Task description
Reproduce each line of the material exactly, minus any picture.

Data entries
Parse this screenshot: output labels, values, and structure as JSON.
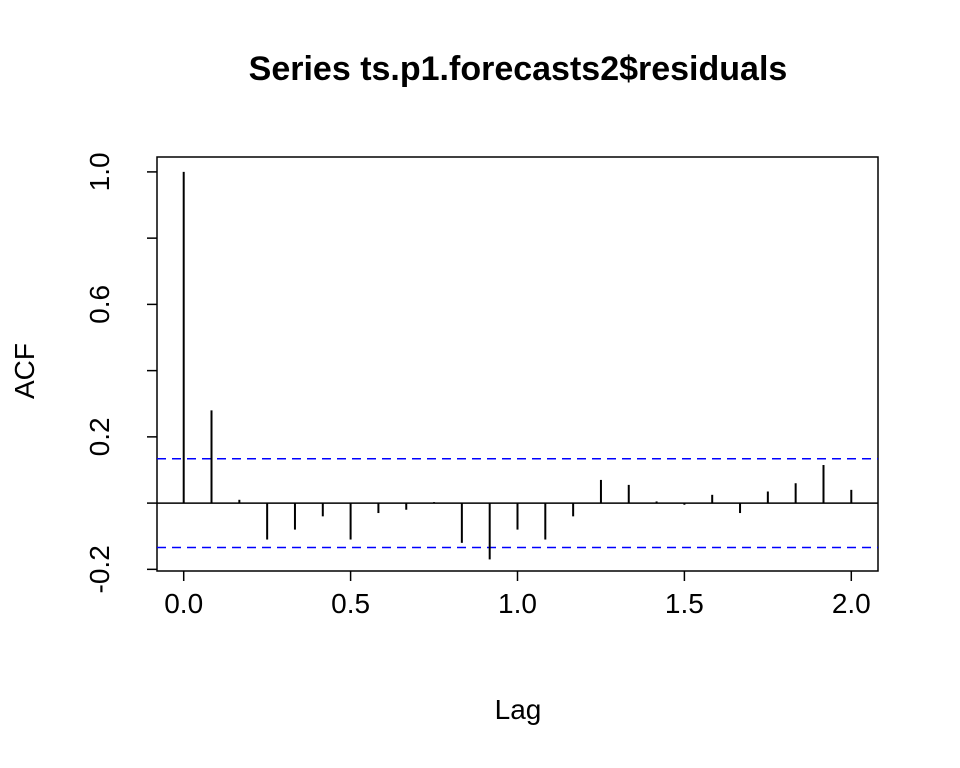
{
  "chart_data": {
    "type": "bar",
    "title": "Series  ts.p1.forecasts2$residuals",
    "xlabel": "Lag",
    "ylabel": "ACF",
    "xlim": [
      -0.08,
      2.08
    ],
    "ylim": [
      -0.205,
      1.045
    ],
    "x_ticks": [
      0.0,
      0.5,
      1.0,
      1.5,
      2.0
    ],
    "x_tick_labels": [
      "0.0",
      "0.5",
      "1.0",
      "1.5",
      "2.0"
    ],
    "y_ticks": [
      -0.2,
      0.0,
      0.2,
      0.4,
      0.6,
      0.8,
      1.0
    ],
    "y_tick_labels": [
      "-0.2",
      "",
      "0.2",
      "",
      "0.6",
      "",
      "1.0"
    ],
    "lags": [
      0.0,
      0.0833,
      0.1667,
      0.25,
      0.3333,
      0.4167,
      0.5,
      0.5833,
      0.6667,
      0.75,
      0.8333,
      0.9167,
      1.0,
      1.0833,
      1.1667,
      1.25,
      1.3333,
      1.4167,
      1.5,
      1.5833,
      1.6667,
      1.75,
      1.8333,
      1.9167,
      2.0
    ],
    "acf": [
      1.0,
      0.28,
      0.01,
      -0.11,
      -0.08,
      -0.04,
      -0.11,
      -0.03,
      -0.02,
      0.003,
      -0.12,
      -0.17,
      -0.08,
      -0.11,
      -0.04,
      0.07,
      0.055,
      0.005,
      -0.005,
      0.025,
      -0.03,
      0.035,
      0.06,
      0.115,
      0.04
    ],
    "ci_upper": 0.134,
    "ci_lower": -0.134,
    "ci_color": "#0000ff",
    "line_color": "#000000",
    "grid": false
  }
}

Worked answer
Parse this screenshot: output labels, values, and structure as JSON.
{
  "chart_data": {
    "type": "bar",
    "title": "Series  ts.p1.forecasts2$residuals",
    "xlabel": "Lag",
    "ylabel": "ACF",
    "xlim": [
      -0.08,
      2.08
    ],
    "ylim": [
      -0.205,
      1.045
    ],
    "x_ticks": [
      0.0,
      0.5,
      1.0,
      1.5,
      2.0
    ],
    "x_tick_labels": [
      "0.0",
      "0.5",
      "1.0",
      "1.5",
      "2.0"
    ],
    "y_ticks": [
      -0.2,
      0.0,
      0.2,
      0.4,
      0.6,
      0.8,
      1.0
    ],
    "y_tick_labels": [
      "-0.2",
      "",
      "0.2",
      "",
      "0.6",
      "",
      "1.0"
    ],
    "lags": [
      0.0,
      0.0833,
      0.1667,
      0.25,
      0.3333,
      0.4167,
      0.5,
      0.5833,
      0.6667,
      0.75,
      0.8333,
      0.9167,
      1.0,
      1.0833,
      1.1667,
      1.25,
      1.3333,
      1.4167,
      1.5,
      1.5833,
      1.6667,
      1.75,
      1.8333,
      1.9167,
      2.0
    ],
    "acf": [
      1.0,
      0.28,
      0.01,
      -0.11,
      -0.08,
      -0.04,
      -0.11,
      -0.03,
      -0.02,
      0.003,
      -0.12,
      -0.17,
      -0.08,
      -0.11,
      -0.04,
      0.07,
      0.055,
      0.005,
      -0.005,
      0.025,
      -0.03,
      0.035,
      0.06,
      0.115,
      0.04
    ],
    "ci_upper": 0.134,
    "ci_lower": -0.134,
    "ci_color": "#0000ff",
    "line_color": "#000000",
    "grid": false
  }
}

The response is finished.